* BEGIN GIVEN DATA *
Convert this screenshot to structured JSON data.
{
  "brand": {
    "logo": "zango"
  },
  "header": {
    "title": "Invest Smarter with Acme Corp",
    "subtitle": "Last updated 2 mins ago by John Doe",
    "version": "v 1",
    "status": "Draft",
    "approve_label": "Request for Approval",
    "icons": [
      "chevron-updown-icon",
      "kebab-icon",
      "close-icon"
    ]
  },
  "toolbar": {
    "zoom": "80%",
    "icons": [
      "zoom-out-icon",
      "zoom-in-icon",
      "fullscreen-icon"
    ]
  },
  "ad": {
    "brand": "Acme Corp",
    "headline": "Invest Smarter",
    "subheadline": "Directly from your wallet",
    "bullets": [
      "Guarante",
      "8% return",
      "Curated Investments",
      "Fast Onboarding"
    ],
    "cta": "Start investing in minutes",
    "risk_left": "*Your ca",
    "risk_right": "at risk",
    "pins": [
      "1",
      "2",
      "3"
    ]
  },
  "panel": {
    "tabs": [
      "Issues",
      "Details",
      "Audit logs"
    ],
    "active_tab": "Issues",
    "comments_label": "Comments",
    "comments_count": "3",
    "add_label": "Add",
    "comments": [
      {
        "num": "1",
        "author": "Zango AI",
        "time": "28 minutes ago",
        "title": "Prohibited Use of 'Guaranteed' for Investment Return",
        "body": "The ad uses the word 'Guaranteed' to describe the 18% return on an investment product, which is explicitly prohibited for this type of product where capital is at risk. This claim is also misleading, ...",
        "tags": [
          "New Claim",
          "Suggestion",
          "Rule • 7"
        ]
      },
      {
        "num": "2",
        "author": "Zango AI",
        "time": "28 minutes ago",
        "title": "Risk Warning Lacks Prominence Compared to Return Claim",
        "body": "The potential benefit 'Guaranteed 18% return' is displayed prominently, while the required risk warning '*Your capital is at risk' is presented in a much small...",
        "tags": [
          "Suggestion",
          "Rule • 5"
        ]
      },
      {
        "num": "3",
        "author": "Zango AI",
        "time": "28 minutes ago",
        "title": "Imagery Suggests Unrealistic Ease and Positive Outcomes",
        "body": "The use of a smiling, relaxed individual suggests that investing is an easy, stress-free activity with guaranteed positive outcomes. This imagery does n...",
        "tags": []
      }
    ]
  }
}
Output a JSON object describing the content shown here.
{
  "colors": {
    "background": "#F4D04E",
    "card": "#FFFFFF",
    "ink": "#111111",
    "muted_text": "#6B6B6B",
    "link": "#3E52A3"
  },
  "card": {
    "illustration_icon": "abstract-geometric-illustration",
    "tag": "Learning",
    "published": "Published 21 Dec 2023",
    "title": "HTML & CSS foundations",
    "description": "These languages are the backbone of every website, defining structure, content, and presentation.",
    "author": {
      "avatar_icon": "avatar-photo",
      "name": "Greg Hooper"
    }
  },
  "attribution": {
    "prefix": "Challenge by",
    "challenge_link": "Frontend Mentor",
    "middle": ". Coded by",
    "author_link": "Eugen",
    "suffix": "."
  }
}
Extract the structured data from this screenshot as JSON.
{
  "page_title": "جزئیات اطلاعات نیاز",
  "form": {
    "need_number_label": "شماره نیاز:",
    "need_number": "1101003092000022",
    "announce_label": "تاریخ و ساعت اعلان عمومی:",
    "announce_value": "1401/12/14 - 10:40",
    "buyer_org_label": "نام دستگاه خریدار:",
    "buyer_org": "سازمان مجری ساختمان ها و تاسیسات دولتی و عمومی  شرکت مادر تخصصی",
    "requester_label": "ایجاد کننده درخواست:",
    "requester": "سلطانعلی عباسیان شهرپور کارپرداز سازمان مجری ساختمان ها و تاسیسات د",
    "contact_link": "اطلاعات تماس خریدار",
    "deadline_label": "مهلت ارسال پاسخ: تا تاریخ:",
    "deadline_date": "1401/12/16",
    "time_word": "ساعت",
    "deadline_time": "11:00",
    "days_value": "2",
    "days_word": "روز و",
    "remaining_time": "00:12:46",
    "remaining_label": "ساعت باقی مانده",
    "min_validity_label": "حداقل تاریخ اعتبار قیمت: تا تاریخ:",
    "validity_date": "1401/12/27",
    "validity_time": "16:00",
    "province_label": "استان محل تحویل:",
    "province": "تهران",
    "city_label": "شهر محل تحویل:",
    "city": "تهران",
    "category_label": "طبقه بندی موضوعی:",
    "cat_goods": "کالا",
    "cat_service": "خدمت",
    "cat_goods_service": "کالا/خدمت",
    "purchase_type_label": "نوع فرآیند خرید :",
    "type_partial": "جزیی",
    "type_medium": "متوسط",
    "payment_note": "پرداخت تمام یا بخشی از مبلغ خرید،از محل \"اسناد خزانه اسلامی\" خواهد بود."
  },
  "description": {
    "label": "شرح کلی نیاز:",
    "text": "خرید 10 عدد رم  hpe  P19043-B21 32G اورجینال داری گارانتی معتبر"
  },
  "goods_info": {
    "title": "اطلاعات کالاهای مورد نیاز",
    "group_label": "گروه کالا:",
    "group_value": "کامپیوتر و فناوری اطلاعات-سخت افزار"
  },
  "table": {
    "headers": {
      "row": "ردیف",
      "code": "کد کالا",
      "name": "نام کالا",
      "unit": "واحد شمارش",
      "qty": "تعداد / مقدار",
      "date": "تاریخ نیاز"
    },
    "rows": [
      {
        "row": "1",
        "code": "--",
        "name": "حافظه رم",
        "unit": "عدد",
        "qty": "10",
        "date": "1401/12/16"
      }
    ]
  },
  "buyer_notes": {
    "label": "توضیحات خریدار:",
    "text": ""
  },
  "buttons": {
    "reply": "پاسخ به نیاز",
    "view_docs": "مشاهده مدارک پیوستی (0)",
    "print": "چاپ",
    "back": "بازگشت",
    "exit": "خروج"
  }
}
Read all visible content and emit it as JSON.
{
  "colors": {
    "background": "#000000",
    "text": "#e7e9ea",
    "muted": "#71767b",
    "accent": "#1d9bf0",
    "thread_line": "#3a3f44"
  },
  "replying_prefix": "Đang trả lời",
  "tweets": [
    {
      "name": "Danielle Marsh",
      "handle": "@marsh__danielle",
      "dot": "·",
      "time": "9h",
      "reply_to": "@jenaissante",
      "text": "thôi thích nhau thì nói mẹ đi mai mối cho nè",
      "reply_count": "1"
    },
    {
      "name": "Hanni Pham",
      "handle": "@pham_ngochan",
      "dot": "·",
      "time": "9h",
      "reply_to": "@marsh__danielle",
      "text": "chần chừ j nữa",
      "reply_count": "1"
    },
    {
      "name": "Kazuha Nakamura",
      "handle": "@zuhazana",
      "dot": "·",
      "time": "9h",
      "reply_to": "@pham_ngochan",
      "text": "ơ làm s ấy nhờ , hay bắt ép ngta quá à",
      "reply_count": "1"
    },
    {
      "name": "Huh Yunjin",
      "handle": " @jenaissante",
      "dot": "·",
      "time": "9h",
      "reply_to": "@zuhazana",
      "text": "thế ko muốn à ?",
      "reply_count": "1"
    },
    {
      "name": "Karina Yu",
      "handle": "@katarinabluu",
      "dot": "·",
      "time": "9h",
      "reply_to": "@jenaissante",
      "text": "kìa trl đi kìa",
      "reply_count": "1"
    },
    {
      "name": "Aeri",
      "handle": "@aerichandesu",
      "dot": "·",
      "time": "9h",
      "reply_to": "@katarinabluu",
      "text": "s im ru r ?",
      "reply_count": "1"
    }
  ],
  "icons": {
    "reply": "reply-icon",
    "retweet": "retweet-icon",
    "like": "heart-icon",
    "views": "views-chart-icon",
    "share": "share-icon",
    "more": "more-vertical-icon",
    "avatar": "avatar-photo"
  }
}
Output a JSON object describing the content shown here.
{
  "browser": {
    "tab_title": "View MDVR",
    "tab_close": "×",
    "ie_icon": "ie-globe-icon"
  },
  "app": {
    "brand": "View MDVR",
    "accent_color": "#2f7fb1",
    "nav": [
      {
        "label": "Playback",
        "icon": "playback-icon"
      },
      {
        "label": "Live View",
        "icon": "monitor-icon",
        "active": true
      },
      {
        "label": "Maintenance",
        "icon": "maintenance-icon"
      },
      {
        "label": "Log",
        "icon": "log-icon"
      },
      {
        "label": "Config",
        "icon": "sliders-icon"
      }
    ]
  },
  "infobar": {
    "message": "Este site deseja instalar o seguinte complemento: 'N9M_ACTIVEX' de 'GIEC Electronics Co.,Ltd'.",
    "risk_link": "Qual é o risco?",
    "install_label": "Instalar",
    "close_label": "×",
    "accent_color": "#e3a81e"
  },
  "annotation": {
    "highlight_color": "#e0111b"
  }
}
* END GIVEN DATA *
### JOB
Report how many lines in the data include the word "تاریخ", and give nothing but the count.

### TASK SOLUTION
4